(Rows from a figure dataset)

++++++++

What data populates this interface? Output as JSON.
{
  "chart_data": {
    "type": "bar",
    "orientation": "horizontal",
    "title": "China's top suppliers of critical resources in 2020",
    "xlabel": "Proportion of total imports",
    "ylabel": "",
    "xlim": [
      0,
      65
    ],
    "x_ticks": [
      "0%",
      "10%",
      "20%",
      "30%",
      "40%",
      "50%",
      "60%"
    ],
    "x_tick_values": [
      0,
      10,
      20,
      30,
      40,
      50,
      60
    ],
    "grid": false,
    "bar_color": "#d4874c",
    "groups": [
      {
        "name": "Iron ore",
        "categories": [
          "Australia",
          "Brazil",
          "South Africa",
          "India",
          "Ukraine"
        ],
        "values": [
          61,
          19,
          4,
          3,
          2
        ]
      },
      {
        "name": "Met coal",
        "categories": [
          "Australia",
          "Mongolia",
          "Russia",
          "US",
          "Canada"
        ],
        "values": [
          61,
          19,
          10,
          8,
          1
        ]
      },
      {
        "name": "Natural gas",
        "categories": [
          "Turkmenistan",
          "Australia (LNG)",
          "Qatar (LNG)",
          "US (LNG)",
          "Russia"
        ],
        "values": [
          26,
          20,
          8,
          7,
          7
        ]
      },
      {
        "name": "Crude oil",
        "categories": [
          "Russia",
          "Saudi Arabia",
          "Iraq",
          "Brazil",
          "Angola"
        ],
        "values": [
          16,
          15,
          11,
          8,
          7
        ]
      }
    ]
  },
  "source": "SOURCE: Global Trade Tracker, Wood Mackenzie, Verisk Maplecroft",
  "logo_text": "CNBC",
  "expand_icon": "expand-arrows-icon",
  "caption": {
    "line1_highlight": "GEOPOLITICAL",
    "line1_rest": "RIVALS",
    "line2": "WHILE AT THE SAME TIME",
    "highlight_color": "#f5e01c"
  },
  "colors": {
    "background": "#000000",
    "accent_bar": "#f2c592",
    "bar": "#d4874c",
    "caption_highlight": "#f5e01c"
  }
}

++++++++

* [Directions for this task]:
Write the data out again in full and exactly.

* [Result]:
What data populates this interface? Output as JSON.
{
  "chart_data": {
    "type": "bar",
    "orientation": "horizontal",
    "title": "China's top suppliers of critical resources in 2020",
    "xlabel": "Proportion of total imports",
    "ylabel": "",
    "xlim": [
      0,
      65
    ],
    "x_ticks": [
      "0%",
      "10%",
      "20%",
      "30%",
      "40%",
      "50%",
      "60%"
    ],
    "x_tick_values": [
      0,
      10,
      20,
      30,
      40,
      50,
      60
    ],
    "grid": false,
    "bar_color": "#d4874c",
    "groups": [
      {
        "name": "Iron ore",
        "categories": [
          "Australia",
          "Brazil",
          "South Africa",
          "India",
          "Ukraine"
        ],
        "values": [
          61,
          19,
          4,
          3,
          2
        ]
      },
      {
        "name": "Met coal",
        "categories": [
          "Australia",
          "Mongolia",
          "Russia",
          "US",
          "Canada"
        ],
        "values": [
          61,
          19,
          10,
          8,
          1
        ]
      },
      {
        "name": "Natural gas",
        "categories": [
          "Turkmenistan",
          "Australia (LNG)",
          "Qatar (LNG)",
          "US (LNG)",
          "Russia"
        ],
        "values": [
          26,
          20,
          8,
          7,
          7
        ]
      },
      {
        "name": "Crude oil",
        "categories": [
          "Russia",
          "Saudi Arabia",
          "Iraq",
          "Brazil",
          "Angola"
        ],
        "values": [
          16,
          15,
          11,
          8,
          7
        ]
      }
    ]
  },
  "source": "SOURCE: Global Trade Tracker, Wood Mackenzie, Verisk Maplecroft",
  "logo_text": "CNBC",
  "expand_icon": "expand-arrows-icon",
  "caption": {
    "line1_highlight": "GEOPOLITICAL",
    "line1_rest": "RIVALS",
    "line2": "WHILE AT THE SAME TIME",
    "highlight_color": "#f5e01c"
  },
  "colors": {
    "background": "#000000",
    "accent_bar": "#f2c592",
    "bar": "#d4874c",
    "caption_highlight": "#f5e01c"
  }
}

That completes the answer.